▶ Aim: In the listing below, find every line with the string "data" and pull it out.

##### Provided records

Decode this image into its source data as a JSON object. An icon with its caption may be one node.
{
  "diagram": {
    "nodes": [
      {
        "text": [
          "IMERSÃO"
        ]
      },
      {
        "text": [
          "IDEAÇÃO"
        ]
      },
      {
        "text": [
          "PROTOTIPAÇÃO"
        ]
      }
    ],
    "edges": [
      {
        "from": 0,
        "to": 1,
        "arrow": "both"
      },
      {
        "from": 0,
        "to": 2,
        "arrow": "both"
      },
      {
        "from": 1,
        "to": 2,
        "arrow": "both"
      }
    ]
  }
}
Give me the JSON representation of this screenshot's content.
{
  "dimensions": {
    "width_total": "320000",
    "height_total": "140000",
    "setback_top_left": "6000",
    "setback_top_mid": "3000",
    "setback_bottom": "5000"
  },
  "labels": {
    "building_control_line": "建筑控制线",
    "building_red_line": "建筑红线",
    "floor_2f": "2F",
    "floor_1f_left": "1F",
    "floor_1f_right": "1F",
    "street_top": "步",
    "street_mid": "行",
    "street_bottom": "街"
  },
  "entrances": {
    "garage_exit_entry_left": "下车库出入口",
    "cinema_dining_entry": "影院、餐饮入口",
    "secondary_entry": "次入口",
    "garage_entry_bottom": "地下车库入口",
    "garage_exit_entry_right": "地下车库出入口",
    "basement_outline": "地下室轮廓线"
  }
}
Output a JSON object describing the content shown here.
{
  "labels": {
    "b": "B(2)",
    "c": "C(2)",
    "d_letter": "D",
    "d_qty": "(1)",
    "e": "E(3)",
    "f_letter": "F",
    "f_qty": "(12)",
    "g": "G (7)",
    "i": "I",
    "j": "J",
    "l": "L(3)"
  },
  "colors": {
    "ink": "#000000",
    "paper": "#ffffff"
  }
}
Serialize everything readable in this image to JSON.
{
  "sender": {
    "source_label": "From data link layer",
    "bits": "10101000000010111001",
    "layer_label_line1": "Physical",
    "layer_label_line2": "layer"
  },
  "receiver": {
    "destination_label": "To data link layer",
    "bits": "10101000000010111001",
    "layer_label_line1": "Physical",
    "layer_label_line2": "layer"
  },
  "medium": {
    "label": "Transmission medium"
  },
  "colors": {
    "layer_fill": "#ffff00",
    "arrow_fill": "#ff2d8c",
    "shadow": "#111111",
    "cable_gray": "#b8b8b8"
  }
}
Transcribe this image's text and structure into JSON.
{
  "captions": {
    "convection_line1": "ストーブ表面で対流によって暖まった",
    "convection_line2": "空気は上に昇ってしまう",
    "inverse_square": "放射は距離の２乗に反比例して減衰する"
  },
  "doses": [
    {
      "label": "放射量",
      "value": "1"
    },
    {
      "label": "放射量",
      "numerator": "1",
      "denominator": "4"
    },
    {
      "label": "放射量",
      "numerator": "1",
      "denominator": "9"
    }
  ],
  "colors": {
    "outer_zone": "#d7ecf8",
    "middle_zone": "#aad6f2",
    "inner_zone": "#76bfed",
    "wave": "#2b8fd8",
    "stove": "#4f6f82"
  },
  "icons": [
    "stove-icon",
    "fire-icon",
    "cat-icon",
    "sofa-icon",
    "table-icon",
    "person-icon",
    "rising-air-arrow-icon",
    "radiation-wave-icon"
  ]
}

##########

▶ Written solution:
Decode this image into its source data as a JSON object. An icon with its caption may be one node.
    "source_label": "From data link layer",
    "destination_label": "To data link layer",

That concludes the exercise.